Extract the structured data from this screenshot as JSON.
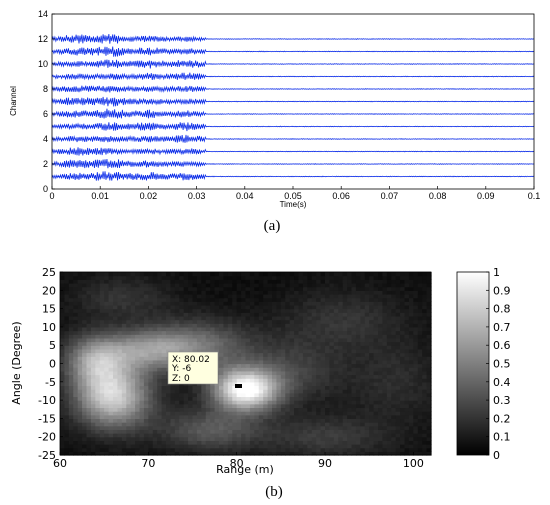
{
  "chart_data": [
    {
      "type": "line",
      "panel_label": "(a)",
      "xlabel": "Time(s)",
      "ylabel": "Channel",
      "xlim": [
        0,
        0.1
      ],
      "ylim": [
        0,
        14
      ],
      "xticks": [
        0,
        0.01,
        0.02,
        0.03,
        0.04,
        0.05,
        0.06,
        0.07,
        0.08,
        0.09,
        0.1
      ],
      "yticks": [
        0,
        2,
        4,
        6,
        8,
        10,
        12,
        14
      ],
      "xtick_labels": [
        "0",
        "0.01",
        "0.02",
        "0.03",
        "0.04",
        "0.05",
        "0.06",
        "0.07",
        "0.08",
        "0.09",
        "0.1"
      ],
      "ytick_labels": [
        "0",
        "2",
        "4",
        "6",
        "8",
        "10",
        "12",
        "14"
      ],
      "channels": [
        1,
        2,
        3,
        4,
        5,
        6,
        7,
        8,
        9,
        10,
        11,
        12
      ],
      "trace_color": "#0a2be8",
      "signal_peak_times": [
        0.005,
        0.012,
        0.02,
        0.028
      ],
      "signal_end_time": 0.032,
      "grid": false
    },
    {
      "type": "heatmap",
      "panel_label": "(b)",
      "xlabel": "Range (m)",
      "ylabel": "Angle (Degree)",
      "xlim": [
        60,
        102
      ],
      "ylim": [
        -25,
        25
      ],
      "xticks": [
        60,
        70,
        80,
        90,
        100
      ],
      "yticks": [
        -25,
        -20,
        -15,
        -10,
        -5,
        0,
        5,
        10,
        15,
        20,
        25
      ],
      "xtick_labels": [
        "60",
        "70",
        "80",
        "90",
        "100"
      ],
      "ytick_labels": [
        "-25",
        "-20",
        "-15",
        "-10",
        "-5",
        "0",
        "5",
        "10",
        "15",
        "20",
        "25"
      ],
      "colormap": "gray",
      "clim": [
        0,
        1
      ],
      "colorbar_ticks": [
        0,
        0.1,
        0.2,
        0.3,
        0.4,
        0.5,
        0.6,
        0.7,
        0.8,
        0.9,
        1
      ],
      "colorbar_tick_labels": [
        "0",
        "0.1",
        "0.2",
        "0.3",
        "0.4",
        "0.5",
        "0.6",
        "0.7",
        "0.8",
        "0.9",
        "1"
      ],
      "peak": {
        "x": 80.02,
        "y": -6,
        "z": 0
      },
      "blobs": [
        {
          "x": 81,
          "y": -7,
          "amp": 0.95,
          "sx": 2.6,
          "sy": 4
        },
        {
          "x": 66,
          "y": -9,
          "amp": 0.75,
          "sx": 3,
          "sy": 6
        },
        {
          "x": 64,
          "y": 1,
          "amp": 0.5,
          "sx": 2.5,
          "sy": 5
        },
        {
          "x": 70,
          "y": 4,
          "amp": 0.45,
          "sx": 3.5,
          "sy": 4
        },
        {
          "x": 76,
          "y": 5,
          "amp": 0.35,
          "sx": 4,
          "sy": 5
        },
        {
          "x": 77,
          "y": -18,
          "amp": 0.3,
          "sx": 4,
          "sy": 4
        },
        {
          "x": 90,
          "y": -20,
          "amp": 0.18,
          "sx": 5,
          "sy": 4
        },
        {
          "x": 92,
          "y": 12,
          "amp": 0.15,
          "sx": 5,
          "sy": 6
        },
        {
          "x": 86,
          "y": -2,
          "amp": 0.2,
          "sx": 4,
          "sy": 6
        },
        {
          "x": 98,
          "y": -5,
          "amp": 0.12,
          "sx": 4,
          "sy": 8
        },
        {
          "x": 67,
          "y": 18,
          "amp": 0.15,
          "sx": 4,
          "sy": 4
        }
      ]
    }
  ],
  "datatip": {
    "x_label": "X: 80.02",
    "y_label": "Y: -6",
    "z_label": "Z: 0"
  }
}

...

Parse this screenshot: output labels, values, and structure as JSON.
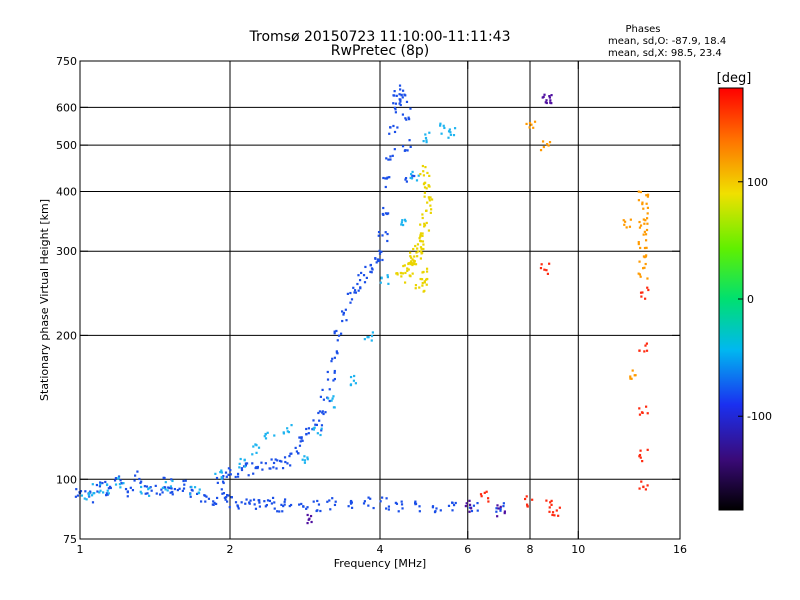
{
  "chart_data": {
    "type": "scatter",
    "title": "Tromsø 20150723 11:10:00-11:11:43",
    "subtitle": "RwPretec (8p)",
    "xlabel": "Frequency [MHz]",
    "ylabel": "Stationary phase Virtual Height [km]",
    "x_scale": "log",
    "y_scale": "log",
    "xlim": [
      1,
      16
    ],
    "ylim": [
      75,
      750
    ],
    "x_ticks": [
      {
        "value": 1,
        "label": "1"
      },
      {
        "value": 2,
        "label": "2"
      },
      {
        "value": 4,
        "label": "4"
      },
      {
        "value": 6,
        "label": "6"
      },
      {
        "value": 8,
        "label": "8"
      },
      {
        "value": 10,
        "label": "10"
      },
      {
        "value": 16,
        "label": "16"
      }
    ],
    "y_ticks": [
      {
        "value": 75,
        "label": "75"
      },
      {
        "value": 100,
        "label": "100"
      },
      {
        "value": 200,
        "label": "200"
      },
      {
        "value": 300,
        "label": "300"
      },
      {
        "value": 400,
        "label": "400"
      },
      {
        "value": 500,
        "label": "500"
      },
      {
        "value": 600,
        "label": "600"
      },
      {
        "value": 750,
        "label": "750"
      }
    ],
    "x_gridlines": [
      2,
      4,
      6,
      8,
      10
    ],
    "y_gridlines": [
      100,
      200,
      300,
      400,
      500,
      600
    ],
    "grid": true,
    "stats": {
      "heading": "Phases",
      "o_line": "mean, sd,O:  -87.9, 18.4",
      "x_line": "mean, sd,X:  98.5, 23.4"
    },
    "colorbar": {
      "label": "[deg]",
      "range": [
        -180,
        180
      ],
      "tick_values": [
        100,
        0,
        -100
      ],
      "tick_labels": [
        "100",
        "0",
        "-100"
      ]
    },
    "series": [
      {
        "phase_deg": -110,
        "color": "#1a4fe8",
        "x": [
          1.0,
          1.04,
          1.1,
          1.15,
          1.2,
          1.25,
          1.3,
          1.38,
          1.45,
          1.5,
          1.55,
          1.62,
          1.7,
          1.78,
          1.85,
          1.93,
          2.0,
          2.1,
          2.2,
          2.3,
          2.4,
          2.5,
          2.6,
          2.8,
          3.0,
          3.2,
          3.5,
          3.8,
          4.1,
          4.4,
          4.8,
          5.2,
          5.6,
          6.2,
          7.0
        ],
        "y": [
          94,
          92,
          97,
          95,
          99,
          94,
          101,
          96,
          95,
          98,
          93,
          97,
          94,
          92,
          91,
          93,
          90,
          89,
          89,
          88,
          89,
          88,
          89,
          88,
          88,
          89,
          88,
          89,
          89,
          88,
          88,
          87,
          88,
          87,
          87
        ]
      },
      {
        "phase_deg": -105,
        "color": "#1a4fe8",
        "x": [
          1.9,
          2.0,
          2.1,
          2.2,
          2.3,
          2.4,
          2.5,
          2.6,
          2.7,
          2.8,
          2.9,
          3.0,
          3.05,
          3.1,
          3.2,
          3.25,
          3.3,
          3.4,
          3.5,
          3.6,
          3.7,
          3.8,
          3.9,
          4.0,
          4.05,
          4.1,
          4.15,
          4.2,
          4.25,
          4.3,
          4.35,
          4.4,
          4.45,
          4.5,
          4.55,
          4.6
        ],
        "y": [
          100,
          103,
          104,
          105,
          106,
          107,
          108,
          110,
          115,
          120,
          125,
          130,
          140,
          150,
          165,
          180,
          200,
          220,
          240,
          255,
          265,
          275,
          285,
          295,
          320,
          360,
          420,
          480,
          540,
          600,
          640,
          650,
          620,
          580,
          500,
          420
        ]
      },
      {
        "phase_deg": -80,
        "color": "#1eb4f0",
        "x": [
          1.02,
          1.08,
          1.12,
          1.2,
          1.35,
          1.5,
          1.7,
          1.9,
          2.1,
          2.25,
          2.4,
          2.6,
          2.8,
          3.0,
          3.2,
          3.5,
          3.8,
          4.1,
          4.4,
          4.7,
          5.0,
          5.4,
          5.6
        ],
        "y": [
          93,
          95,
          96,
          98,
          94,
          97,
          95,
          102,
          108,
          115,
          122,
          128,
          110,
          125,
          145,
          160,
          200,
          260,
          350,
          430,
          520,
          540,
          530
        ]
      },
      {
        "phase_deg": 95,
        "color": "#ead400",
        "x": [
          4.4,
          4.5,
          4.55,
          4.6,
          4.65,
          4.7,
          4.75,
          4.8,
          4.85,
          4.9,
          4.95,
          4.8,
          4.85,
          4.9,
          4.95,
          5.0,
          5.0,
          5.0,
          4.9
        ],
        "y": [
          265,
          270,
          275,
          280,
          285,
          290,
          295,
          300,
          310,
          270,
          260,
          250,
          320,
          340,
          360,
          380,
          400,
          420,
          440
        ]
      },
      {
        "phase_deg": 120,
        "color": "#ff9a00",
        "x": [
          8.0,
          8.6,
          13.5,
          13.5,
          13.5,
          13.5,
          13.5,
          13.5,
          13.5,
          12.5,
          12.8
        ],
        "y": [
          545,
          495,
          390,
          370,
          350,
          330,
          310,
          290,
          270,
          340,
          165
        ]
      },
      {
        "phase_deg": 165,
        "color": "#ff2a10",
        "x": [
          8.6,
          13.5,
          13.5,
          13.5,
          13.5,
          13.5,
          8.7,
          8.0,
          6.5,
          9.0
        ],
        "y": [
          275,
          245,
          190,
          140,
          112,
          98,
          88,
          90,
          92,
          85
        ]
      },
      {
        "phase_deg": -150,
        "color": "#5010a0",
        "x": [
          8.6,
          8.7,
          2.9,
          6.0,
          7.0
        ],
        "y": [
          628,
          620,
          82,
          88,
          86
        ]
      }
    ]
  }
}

---

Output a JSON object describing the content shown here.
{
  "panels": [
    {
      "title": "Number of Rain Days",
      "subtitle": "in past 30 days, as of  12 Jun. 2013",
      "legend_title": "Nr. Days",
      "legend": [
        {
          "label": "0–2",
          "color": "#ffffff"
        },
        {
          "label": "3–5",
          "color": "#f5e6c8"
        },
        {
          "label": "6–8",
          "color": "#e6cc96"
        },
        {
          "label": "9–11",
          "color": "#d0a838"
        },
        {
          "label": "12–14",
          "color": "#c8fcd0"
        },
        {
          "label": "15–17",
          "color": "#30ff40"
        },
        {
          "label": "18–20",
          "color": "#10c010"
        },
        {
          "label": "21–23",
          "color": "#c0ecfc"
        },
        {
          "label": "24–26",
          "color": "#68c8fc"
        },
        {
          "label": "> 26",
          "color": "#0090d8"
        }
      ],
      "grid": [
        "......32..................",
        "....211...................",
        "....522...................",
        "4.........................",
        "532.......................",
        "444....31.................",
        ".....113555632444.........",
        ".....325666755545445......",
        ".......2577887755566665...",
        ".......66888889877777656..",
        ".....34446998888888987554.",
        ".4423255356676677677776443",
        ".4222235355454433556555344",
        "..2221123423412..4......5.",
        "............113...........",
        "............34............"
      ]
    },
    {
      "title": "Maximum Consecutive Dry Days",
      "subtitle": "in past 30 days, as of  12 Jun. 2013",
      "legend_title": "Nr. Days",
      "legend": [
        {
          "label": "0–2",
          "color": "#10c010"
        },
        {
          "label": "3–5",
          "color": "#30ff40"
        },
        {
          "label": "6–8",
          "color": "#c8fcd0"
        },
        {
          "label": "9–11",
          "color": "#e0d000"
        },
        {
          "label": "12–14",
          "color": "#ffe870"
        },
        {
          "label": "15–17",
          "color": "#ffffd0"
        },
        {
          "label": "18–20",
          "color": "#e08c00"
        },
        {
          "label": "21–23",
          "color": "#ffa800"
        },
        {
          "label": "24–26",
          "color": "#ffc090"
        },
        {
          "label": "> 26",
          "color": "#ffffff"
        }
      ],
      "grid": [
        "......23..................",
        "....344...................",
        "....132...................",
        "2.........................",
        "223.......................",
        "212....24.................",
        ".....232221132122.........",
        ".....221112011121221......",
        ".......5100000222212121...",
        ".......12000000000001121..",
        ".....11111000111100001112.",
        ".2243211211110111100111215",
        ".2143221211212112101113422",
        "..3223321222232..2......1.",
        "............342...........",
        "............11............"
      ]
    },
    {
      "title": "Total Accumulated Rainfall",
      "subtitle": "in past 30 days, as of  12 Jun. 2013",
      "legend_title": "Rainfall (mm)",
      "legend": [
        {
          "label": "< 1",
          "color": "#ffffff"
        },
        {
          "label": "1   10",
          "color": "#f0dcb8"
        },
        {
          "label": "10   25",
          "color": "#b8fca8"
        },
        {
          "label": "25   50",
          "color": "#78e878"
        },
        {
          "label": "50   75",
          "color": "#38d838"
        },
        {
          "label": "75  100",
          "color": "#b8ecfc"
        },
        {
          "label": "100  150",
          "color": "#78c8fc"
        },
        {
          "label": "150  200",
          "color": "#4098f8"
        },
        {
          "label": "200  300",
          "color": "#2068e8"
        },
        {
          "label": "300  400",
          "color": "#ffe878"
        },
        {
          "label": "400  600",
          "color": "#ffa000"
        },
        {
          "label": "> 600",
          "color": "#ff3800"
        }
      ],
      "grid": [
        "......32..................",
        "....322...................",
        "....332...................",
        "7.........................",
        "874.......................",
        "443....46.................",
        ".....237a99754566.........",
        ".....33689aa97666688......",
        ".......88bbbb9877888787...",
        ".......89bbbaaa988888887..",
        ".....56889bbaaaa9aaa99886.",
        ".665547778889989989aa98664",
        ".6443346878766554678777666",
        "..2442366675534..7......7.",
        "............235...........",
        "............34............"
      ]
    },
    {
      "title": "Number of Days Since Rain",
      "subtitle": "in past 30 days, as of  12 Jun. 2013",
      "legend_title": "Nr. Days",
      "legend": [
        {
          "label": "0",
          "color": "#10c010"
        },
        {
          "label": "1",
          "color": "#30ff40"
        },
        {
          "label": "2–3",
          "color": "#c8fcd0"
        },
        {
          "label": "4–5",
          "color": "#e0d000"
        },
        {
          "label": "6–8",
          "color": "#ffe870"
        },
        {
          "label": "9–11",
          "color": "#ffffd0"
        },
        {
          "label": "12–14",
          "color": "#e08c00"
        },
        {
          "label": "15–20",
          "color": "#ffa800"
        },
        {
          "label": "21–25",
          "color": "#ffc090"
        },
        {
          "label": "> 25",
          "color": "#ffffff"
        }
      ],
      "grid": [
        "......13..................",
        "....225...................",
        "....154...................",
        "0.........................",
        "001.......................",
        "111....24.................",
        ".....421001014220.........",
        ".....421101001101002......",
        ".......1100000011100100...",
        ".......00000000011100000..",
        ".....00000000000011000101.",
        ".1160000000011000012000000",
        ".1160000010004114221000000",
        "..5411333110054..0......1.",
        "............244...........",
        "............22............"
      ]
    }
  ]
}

_EXERCISE TASK:_ List every line above that contains the word "xlabel".

_ANSWER TO THIS EXERCISE:_
      "xlabel": "Time(s)",
      "xlabel": "Range (m)",
    "xlabel": "Frequency [MHz]",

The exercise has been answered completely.